_RAW DATA_:
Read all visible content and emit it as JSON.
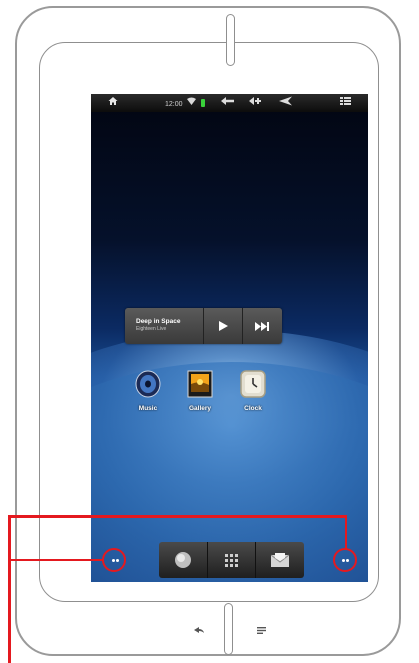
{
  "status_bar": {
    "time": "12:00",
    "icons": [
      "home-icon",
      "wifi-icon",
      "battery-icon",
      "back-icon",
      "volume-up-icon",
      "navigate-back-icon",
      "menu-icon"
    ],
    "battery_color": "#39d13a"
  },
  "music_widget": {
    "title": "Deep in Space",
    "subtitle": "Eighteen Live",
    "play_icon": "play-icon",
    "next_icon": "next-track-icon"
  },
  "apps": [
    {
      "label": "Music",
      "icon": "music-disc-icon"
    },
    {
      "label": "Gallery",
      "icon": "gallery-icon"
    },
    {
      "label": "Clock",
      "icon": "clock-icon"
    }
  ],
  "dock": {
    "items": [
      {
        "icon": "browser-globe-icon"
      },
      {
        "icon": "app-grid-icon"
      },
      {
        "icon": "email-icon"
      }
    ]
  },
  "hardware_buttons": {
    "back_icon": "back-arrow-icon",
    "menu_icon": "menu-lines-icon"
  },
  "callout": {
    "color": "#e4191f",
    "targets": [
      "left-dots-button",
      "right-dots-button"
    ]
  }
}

_TASK GOAL_: Each record above should be copied character for character, with pictures dropped.

_RESULT OF THE EXERCISE_:
Read all visible content and emit it as JSON.
{
  "status_bar": {
    "time": "12:00",
    "icons": [
      "home-icon",
      "wifi-icon",
      "battery-icon",
      "back-icon",
      "volume-up-icon",
      "navigate-back-icon",
      "menu-icon"
    ],
    "battery_color": "#39d13a"
  },
  "music_widget": {
    "title": "Deep in Space",
    "subtitle": "Eighteen Live",
    "play_icon": "play-icon",
    "next_icon": "next-track-icon"
  },
  "apps": [
    {
      "label": "Music",
      "icon": "music-disc-icon"
    },
    {
      "label": "Gallery",
      "icon": "gallery-icon"
    },
    {
      "label": "Clock",
      "icon": "clock-icon"
    }
  ],
  "dock": {
    "items": [
      {
        "icon": "browser-globe-icon"
      },
      {
        "icon": "app-grid-icon"
      },
      {
        "icon": "email-icon"
      }
    ]
  },
  "hardware_buttons": {
    "back_icon": "back-arrow-icon",
    "menu_icon": "menu-lines-icon"
  },
  "callout": {
    "color": "#e4191f",
    "targets": [
      "left-dots-button",
      "right-dots-button"
    ]
  }
}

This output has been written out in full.